__Extracted records__.

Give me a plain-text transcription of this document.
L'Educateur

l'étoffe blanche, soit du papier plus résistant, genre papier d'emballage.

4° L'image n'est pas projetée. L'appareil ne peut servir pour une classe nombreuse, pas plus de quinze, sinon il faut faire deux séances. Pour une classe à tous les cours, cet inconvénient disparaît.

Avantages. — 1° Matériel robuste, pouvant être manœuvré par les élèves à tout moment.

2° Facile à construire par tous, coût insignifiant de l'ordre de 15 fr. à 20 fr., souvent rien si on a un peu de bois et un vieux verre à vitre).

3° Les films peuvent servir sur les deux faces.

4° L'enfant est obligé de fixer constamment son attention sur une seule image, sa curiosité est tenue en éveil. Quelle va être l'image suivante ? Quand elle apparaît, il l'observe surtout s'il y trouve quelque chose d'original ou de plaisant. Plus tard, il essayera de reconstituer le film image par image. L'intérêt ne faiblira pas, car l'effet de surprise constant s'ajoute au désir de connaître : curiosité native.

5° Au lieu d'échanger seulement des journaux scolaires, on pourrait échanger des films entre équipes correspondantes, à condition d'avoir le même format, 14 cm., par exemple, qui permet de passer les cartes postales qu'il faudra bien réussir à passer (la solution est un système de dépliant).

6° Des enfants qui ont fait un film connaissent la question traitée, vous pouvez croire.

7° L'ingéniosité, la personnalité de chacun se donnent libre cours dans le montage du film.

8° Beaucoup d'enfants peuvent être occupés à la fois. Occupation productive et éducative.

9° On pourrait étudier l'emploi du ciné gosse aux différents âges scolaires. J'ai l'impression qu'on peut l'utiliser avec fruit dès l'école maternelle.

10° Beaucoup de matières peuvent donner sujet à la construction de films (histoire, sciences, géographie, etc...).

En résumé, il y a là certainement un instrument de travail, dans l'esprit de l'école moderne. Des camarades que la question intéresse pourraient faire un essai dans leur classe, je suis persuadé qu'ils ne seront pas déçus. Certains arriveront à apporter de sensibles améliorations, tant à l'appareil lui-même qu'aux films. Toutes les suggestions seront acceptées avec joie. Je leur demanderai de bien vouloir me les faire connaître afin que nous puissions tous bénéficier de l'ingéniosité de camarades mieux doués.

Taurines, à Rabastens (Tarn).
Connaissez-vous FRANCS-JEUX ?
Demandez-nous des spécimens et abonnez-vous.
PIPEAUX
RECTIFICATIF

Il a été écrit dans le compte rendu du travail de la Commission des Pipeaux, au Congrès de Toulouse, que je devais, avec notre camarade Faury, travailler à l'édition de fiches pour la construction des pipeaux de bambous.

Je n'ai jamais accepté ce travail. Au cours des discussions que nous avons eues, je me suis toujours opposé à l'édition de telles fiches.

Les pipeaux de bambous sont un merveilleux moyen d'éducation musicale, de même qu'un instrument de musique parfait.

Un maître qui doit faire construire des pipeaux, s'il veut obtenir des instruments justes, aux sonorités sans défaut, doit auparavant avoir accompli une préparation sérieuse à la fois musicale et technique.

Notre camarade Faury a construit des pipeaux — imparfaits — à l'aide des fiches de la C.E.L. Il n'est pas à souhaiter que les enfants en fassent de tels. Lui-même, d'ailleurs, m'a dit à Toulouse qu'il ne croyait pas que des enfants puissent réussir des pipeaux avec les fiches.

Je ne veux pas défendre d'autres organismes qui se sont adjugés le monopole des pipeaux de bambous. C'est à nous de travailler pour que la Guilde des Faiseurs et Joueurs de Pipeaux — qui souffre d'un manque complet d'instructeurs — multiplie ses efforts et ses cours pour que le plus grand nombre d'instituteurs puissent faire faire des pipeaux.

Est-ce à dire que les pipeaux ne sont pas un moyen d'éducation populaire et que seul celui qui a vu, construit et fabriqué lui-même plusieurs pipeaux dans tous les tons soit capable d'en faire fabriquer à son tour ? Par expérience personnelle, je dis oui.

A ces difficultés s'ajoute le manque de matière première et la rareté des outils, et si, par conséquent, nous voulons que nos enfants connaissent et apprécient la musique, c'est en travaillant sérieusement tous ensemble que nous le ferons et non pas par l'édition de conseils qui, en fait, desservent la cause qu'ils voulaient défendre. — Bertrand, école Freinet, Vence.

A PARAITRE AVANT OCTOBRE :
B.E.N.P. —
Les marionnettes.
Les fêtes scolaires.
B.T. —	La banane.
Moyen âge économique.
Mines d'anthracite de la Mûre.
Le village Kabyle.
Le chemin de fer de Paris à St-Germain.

__What you have to do__.
Copy out the full material exactly as it appears.

__Written solution__.
Give me a plain-text transcription of this document.
L'Educateur

l'étoffe blanche, soit du papier plus résistant, genre papier d'emballage.

4° L'image n'est pas projetée. L'appareil ne peut servir pour une classe nombreuse, pas plus de quinze, sinon il faut faire deux séances. Pour une classe à tous les cours, cet inconvénient disparaît.

Avantages. — 1° Matériel robuste, pouvant être manœuvré par les élèves à tout moment.

2° Facile à construire par tous, coût insignifiant de l'ordre de 15 fr. à 20 fr., souvent rien si on a un peu de bois et un vieux verre à vitre).

3° Les films peuvent servir sur les deux faces.

4° L'enfant est obligé de fixer constamment son attention sur une seule image, sa curiosité est tenue en éveil. Quelle va être l'image suivante ? Quand elle apparaît, il l'observe surtout s'il y trouve quelque chose d'original ou de plaisant. Plus tard, il essayera de reconstituer le film image par image. L'intérêt ne faiblira pas, car l'effet de surprise constant s'ajoute au désir de connaître : curiosité native.

5° Au lieu d'échanger seulement des journaux scolaires, on pourrait échanger des films entre équipes correspondantes, à condition d'avoir le même format, 14 cm., par exemple, qui permet de passer les cartes postales qu'il faudra bien réussir à passer (la solution est un système de dépliant).

6° Des enfants qui ont fait un film connaissent la question traitée, vous pouvez croire.

7° L'ingéniosité, la personnalité de chacun se donnent libre cours dans le montage du film.

8° Beaucoup d'enfants peuvent être occupés à la fois. Occupation productive et éducative.

9° On pourrait étudier l'emploi du ciné gosse aux différents âges scolaires. J'ai l'impression qu'on peut l'utiliser avec fruit dès l'école maternelle.

10° Beaucoup de matières peuvent donner sujet à la construction de films (histoire, sciences, géographie, etc...).

En résumé, il y a là certainement un instrument de travail, dans l'esprit de l'école moderne. Des camarades que la question intéresse pourraient faire un essai dans leur classe, je suis persuadé qu'ils ne seront pas déçus. Certains arriveront à apporter de sensibles améliorations, tant à l'appareil lui-même qu'aux films. Toutes les suggestions seront acceptées avec joie. Je leur demanderai de bien vouloir me les faire connaître afin que nous puissions tous bénéficier de l'ingéniosité de camarades mieux doués.

Taurines, à Rabastens (Tarn).
Connaissez-vous FRANCS-JEUX ?
Demandez-nous des spécimens et abonnez-vous.
PIPEAUX
RECTIFICATIF

Il a été écrit dans le compte rendu du travail de la Commission des Pipeaux, au Congrès de Toulouse, que je devais, avec notre camarade Faury, travailler à l'édition de fiches pour la construction des pipeaux de bambous.

Je n'ai jamais accepté ce travail. Au cours des discussions que nous avons eues, je me suis toujours opposé à l'édition de telles fiches.

Les pipeaux de bambous sont un merveilleux moyen d'éducation musicale, de même qu'un instrument de musique parfait.

Un maître qui doit faire construire des pipeaux, s'il veut obtenir des instruments justes, aux sonorités sans défaut, doit auparavant avoir accompli une préparation sérieuse à la fois musicale et technique.

Notre camarade Faury a construit des pipeaux — imparfaits — à l'aide des fiches de la C.E.L. Il n'est pas à souhaiter que les enfants en fassent de tels. Lui-même, d'ailleurs, m'a dit à Toulouse qu'il ne croyait pas que des enfants puissent réussir des pipeaux avec les fiches.

Je ne veux pas défendre d'autres organismes qui se sont adjugés le monopole des pipeaux de bambous. C'est à nous de travailler pour que la Guilde des Faiseurs et Joueurs de Pipeaux — qui souffre d'un manque complet d'instructeurs — multiplie ses efforts et ses cours pour que le plus grand nombre d'instituteurs puissent faire faire des pipeaux.

Est-ce à dire que les pipeaux ne sont pas un moyen d'éducation populaire et que seul celui qui a vu, construit et fabriqué lui-même plusieurs pipeaux dans tous les tons soit capable d'en faire fabriquer à son tour ? Par expérience personnelle, je dis oui.

A ces difficultés s'ajoute le manque de matière première et la rareté des outils, et si, par conséquent, nous voulons que nos enfants connaissent et apprécient la musique, c'est en travaillant sérieusement tous ensemble que nous le ferons et non pas par l'édition de conseils qui, en fait, desservent la cause qu'ils voulaient défendre. — Bertrand, école Freinet, Vence.

A PARAITRE AVANT OCTOBRE :
B.E.N.P. —
Les marionnettes.
Les fêtes scolaires.
B.T. —	La banane.
Moyen âge économique.
Mines d'anthracite de la Mûre.
Le village Kabyle.
Le chemin de fer de Paris à St-Germain.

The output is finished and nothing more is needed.